Directive:
Select, from the data, each line where "drive" occurs.

Data provided:
******************************

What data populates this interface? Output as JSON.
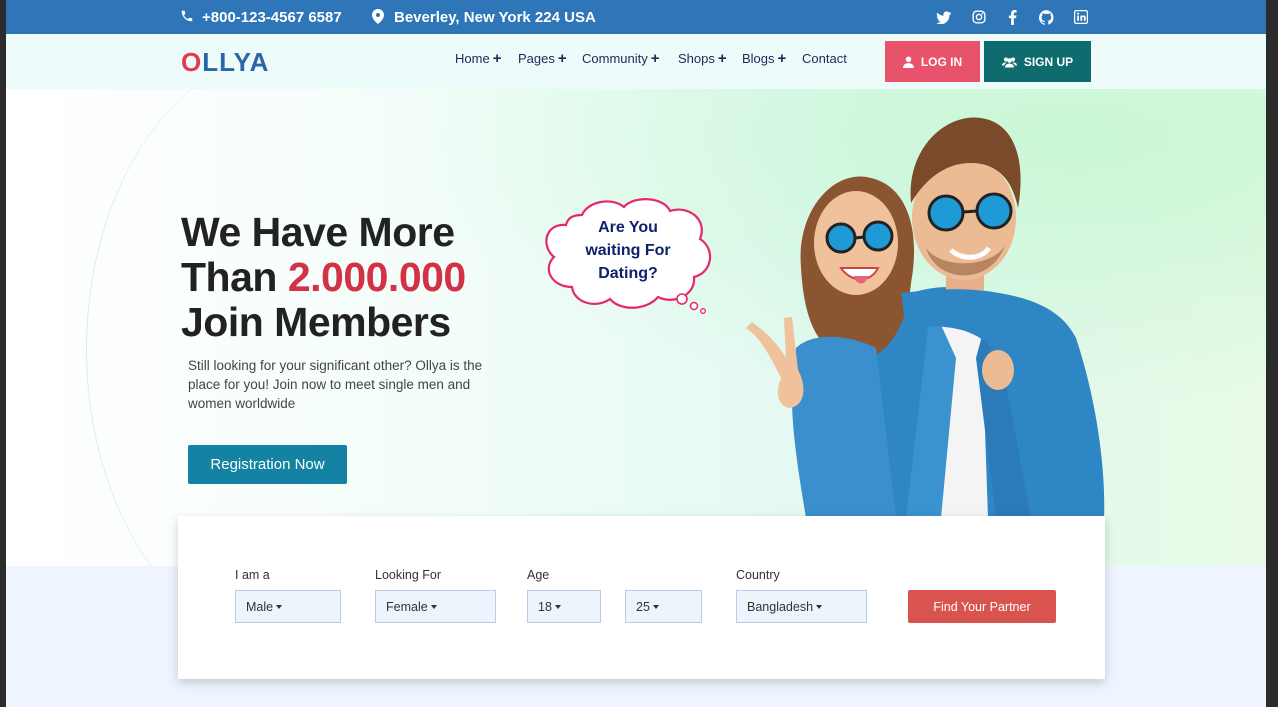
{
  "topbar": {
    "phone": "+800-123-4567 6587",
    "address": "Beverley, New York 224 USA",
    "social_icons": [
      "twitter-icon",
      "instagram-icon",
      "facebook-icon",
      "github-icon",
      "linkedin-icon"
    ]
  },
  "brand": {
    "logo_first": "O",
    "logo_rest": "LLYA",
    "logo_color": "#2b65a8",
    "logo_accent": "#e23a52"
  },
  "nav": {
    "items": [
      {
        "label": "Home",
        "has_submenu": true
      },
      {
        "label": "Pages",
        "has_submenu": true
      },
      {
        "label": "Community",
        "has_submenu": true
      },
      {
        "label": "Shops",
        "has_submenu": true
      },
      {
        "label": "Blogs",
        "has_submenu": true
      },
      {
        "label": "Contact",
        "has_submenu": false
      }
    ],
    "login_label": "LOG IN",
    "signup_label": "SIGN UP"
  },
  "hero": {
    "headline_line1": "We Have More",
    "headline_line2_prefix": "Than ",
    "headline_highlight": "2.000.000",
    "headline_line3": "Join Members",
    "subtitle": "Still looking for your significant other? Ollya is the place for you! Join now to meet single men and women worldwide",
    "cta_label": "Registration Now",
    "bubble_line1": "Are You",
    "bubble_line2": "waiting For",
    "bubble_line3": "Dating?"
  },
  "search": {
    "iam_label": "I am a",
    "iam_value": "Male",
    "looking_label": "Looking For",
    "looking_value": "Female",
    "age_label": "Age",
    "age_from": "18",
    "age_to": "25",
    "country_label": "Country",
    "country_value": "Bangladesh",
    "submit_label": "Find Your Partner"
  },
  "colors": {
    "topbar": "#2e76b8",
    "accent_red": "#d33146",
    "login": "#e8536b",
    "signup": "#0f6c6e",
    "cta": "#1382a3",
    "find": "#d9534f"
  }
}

******************************

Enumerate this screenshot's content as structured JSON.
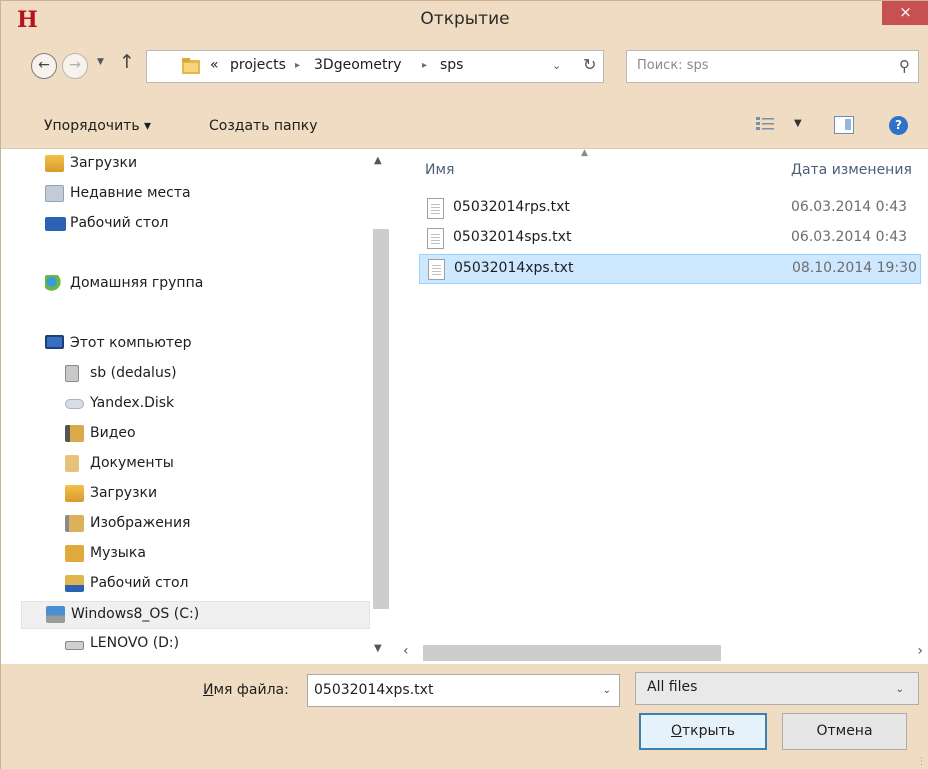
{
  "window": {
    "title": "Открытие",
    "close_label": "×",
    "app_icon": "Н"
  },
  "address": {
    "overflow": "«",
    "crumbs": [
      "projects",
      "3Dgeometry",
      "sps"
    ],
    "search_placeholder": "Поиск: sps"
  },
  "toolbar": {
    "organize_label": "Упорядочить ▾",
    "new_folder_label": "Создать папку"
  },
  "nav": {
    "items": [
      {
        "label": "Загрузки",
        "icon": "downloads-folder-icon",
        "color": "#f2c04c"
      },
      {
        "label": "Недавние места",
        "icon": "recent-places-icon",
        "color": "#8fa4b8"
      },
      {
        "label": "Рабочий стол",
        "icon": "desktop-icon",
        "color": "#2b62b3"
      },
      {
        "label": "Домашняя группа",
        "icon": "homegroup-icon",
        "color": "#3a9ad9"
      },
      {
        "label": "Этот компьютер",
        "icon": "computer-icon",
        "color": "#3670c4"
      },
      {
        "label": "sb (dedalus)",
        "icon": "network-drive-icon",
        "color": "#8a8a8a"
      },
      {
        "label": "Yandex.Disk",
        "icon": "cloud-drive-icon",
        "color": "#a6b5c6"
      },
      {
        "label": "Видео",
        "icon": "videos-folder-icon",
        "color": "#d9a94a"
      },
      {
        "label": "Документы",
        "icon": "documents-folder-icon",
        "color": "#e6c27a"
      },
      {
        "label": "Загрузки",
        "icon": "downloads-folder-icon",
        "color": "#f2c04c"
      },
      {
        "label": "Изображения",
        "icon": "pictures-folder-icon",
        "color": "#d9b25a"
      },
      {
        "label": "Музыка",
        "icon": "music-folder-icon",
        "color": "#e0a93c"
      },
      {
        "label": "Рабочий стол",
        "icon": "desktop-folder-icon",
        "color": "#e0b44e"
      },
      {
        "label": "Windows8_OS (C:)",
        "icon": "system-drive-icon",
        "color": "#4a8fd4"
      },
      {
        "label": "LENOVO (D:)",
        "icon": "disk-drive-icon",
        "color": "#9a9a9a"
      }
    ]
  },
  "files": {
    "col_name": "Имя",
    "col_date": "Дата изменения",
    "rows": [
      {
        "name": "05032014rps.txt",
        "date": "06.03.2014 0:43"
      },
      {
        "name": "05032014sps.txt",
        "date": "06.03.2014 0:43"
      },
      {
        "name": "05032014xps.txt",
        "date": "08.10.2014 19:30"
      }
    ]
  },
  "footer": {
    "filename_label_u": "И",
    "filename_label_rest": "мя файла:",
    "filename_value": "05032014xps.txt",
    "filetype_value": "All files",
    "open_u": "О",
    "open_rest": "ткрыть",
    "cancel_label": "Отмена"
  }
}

******************************

Response to this task:
        "icon": "network-drive-icon",
        "icon": "cloud-drive-icon",
        "icon": "system-drive-icon",
        "icon": "disk-drive-icon",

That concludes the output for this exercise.